**PROMPT**
Every record below should be transcribed exactly. Omit the images.

####################

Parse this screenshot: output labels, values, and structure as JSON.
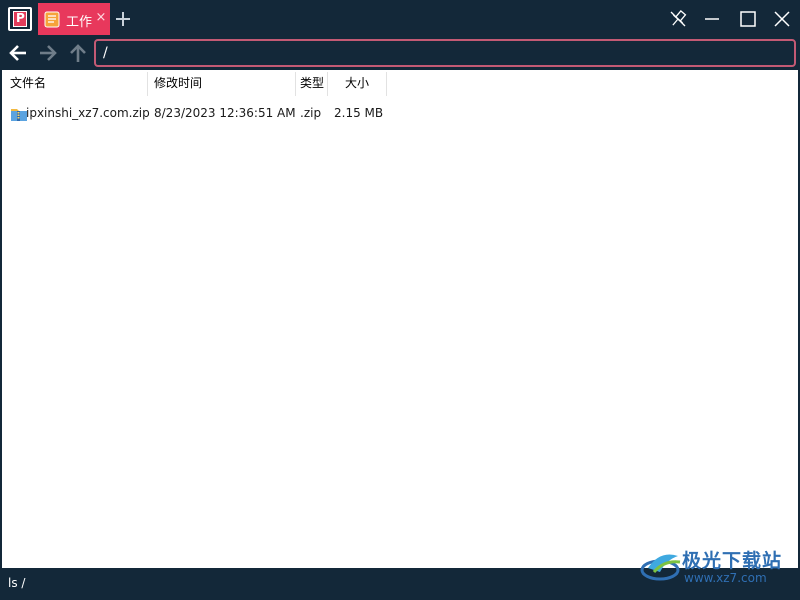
{
  "titlebar": {
    "app_icon": "app-logo-icon",
    "tab": {
      "label": "工作",
      "icon": "notebook-icon",
      "close": "×"
    },
    "new_tab_icon": "plus-icon",
    "window_controls": [
      "pin-icon",
      "minimize-icon",
      "maximize-icon",
      "close-icon"
    ],
    "colors": {
      "bar": "#132839",
      "tab": "#e8385c"
    }
  },
  "nav": {
    "back_icon": "arrow-left-icon",
    "forward_icon": "arrow-right-icon",
    "up_icon": "arrow-up-icon",
    "path": "/"
  },
  "table": {
    "columns": [
      "文件名",
      "修改时间",
      "类型",
      "大小"
    ],
    "rows": [
      {
        "name": "ipxinshi_xz7.com.zip",
        "modified": "8/23/2023 12:36:51 AM",
        "type": ".zip",
        "size": "2.15 MB",
        "icon": "zip-file-icon"
      }
    ]
  },
  "status": {
    "text": "ls /"
  },
  "watermark": {
    "line1": "极光下载站",
    "line2": "www.xz7.com"
  }
}
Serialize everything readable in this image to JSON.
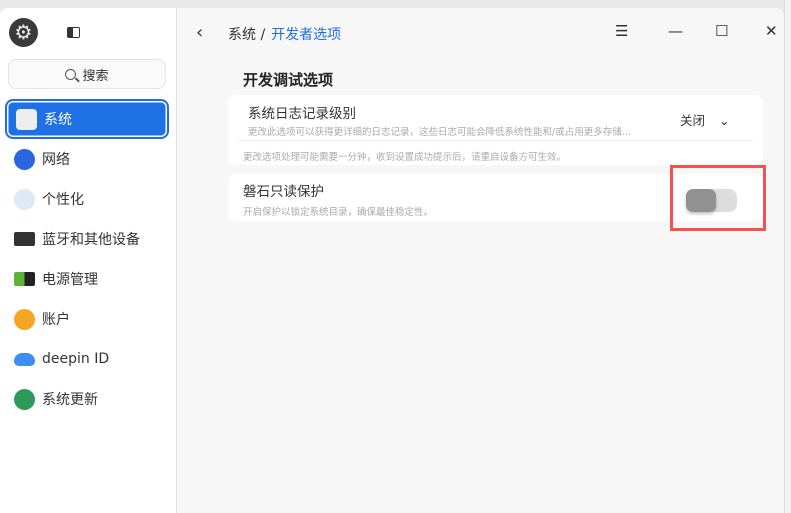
{
  "sidebar": {
    "search_label": "搜索",
    "items": [
      {
        "label": "系统",
        "icon": "system-icon",
        "active": true
      },
      {
        "label": "网络",
        "icon": "network-icon"
      },
      {
        "label": "个性化",
        "icon": "personalization-icon"
      },
      {
        "label": "蓝牙和其他设备",
        "icon": "bluetooth-devices-icon"
      },
      {
        "label": "电源管理",
        "icon": "power-icon"
      },
      {
        "label": "账户",
        "icon": "account-icon"
      },
      {
        "label": "deepin ID",
        "icon": "cloud-icon"
      },
      {
        "label": "系统更新",
        "icon": "update-icon"
      }
    ]
  },
  "breadcrumb": {
    "parent": "系统",
    "separator": "/",
    "current": "开发者选项"
  },
  "section_title": "开发调试选项",
  "log_level": {
    "title": "系统日志记录级别",
    "desc": "更改此选项可以获得更详细的日志记录，这些日志可能会降低系统性能和/或占用更多存储…",
    "value": "关闭",
    "note": "更改选项处理可能需要一分钟，收到设置成功提示后，请重启设备方可生效。"
  },
  "readonly": {
    "title": "磐石只读保护",
    "desc": "开启保护以锁定系统目录，确保最佳稳定性。",
    "enabled": false
  },
  "colors": {
    "accent": "#1f6fe5",
    "highlight": "#f25252"
  }
}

####################

**ANSWER TO THIS TASK**
Parse this screenshot: output labels, values, and structure as JSON.
{
  "titlebar": {
    "app_icon": "app-logo-icon",
    "tab": {
      "label": "工作",
      "icon": "notebook-icon",
      "close": "×"
    },
    "new_tab_icon": "plus-icon",
    "window_controls": [
      "pin-icon",
      "minimize-icon",
      "maximize-icon",
      "close-icon"
    ],
    "colors": {
      "bar": "#132839",
      "tab": "#e8385c"
    }
  },
  "nav": {
    "back_icon": "arrow-left-icon",
    "forward_icon": "arrow-right-icon",
    "up_icon": "arrow-up-icon",
    "path": "/"
  },
  "table": {
    "columns": [
      "文件名",
      "修改时间",
      "类型",
      "大小"
    ],
    "rows": [
      {
        "name": "ipxinshi_xz7.com.zip",
        "modified": "8/23/2023 12:36:51 AM",
        "type": ".zip",
        "size": "2.15 MB",
        "icon": "zip-file-icon"
      }
    ]
  },
  "status": {
    "text": "ls /"
  },
  "watermark": {
    "line1": "极光下载站",
    "line2": "www.xz7.com"
  }
}
Serialize everything readable in this image to JSON.
{
  "sidebar": {
    "search_label": "搜索",
    "items": [
      {
        "label": "系统",
        "icon": "system-icon",
        "active": true
      },
      {
        "label": "网络",
        "icon": "network-icon"
      },
      {
        "label": "个性化",
        "icon": "personalization-icon"
      },
      {
        "label": "蓝牙和其他设备",
        "icon": "bluetooth-devices-icon"
      },
      {
        "label": "电源管理",
        "icon": "power-icon"
      },
      {
        "label": "账户",
        "icon": "account-icon"
      },
      {
        "label": "deepin ID",
        "icon": "cloud-icon"
      },
      {
        "label": "系统更新",
        "icon": "update-icon"
      }
    ]
  },
  "breadcrumb": {
    "parent": "系统",
    "separator": "/",
    "current": "开发者选项"
  },
  "section_title": "开发调试选项",
  "log_level": {
    "title": "系统日志记录级别",
    "desc": "更改此选项可以获得更详细的日志记录，这些日志可能会降低系统性能和/或占用更多存储…",
    "value": "关闭",
    "note": "更改选项处理可能需要一分钟，收到设置成功提示后，请重启设备方可生效。"
  },
  "readonly": {
    "title": "磐石只读保护",
    "desc": "开启保护以锁定系统目录，确保最佳稳定性。",
    "enabled": false
  },
  "colors": {
    "accent": "#1f6fe5",
    "highlight": "#f25252"
  }
}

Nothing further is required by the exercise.